─── Input data ───

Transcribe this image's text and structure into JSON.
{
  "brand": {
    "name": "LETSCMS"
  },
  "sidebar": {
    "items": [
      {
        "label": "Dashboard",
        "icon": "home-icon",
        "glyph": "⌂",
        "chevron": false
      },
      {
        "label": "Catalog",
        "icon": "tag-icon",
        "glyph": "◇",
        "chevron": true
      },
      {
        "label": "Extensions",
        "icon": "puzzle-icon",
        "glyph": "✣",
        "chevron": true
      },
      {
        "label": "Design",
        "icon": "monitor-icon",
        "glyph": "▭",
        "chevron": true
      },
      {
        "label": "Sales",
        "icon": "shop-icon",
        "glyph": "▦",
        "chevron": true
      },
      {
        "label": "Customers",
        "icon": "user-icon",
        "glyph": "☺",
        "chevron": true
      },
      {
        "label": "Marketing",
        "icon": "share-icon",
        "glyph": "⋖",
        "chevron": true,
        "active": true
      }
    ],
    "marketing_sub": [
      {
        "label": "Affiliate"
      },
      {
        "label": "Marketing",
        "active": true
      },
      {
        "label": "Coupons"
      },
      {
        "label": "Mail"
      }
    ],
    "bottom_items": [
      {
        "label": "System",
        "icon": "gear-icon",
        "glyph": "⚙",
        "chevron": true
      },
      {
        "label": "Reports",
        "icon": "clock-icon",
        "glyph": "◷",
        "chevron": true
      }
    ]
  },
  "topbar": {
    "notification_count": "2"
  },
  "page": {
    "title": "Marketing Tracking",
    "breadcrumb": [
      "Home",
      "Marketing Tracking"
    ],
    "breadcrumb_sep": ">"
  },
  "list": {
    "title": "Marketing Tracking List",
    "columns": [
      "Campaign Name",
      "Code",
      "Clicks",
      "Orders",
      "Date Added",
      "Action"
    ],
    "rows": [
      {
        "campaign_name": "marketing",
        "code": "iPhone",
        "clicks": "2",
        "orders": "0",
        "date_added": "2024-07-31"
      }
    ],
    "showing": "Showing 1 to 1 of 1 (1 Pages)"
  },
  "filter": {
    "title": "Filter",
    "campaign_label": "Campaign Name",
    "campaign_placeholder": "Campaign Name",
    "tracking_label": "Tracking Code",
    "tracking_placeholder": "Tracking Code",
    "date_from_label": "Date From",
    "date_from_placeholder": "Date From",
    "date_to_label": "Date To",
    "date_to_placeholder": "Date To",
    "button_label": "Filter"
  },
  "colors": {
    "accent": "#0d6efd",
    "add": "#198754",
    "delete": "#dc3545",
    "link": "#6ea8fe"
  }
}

───

Each line above must be reproduced exactly as it stands.

Answer below →
Transcribe this image's text and structure into JSON.
{
  "brand": {
    "name": "LETSCMS"
  },
  "sidebar": {
    "items": [
      {
        "label": "Dashboard",
        "icon": "home-icon",
        "glyph": "⌂",
        "chevron": false
      },
      {
        "label": "Catalog",
        "icon": "tag-icon",
        "glyph": "◇",
        "chevron": true
      },
      {
        "label": "Extensions",
        "icon": "puzzle-icon",
        "glyph": "✣",
        "chevron": true
      },
      {
        "label": "Design",
        "icon": "monitor-icon",
        "glyph": "▭",
        "chevron": true
      },
      {
        "label": "Sales",
        "icon": "shop-icon",
        "glyph": "▦",
        "chevron": true
      },
      {
        "label": "Customers",
        "icon": "user-icon",
        "glyph": "☺",
        "chevron": true
      },
      {
        "label": "Marketing",
        "icon": "share-icon",
        "glyph": "⋖",
        "chevron": true,
        "active": true
      }
    ],
    "marketing_sub": [
      {
        "label": "Affiliate"
      },
      {
        "label": "Marketing",
        "active": true
      },
      {
        "label": "Coupons"
      },
      {
        "label": "Mail"
      }
    ],
    "bottom_items": [
      {
        "label": "System",
        "icon": "gear-icon",
        "glyph": "⚙",
        "chevron": true
      },
      {
        "label": "Reports",
        "icon": "clock-icon",
        "glyph": "◷",
        "chevron": true
      }
    ]
  },
  "topbar": {
    "notification_count": "2"
  },
  "page": {
    "title": "Marketing Tracking",
    "breadcrumb": [
      "Home",
      "Marketing Tracking"
    ],
    "breadcrumb_sep": ">"
  },
  "list": {
    "title": "Marketing Tracking List",
    "columns": [
      "Campaign Name",
      "Code",
      "Clicks",
      "Orders",
      "Date Added",
      "Action"
    ],
    "rows": [
      {
        "campaign_name": "marketing",
        "code": "iPhone",
        "clicks": "2",
        "orders": "0",
        "date_added": "2024-07-31"
      }
    ],
    "showing": "Showing 1 to 1 of 1 (1 Pages)"
  },
  "filter": {
    "title": "Filter",
    "campaign_label": "Campaign Name",
    "campaign_placeholder": "Campaign Name",
    "tracking_label": "Tracking Code",
    "tracking_placeholder": "Tracking Code",
    "date_from_label": "Date From",
    "date_from_placeholder": "Date From",
    "date_to_label": "Date To",
    "date_to_placeholder": "Date To",
    "button_label": "Filter"
  },
  "colors": {
    "accent": "#0d6efd",
    "add": "#198754",
    "delete": "#dc3545",
    "link": "#6ea8fe"
  }
}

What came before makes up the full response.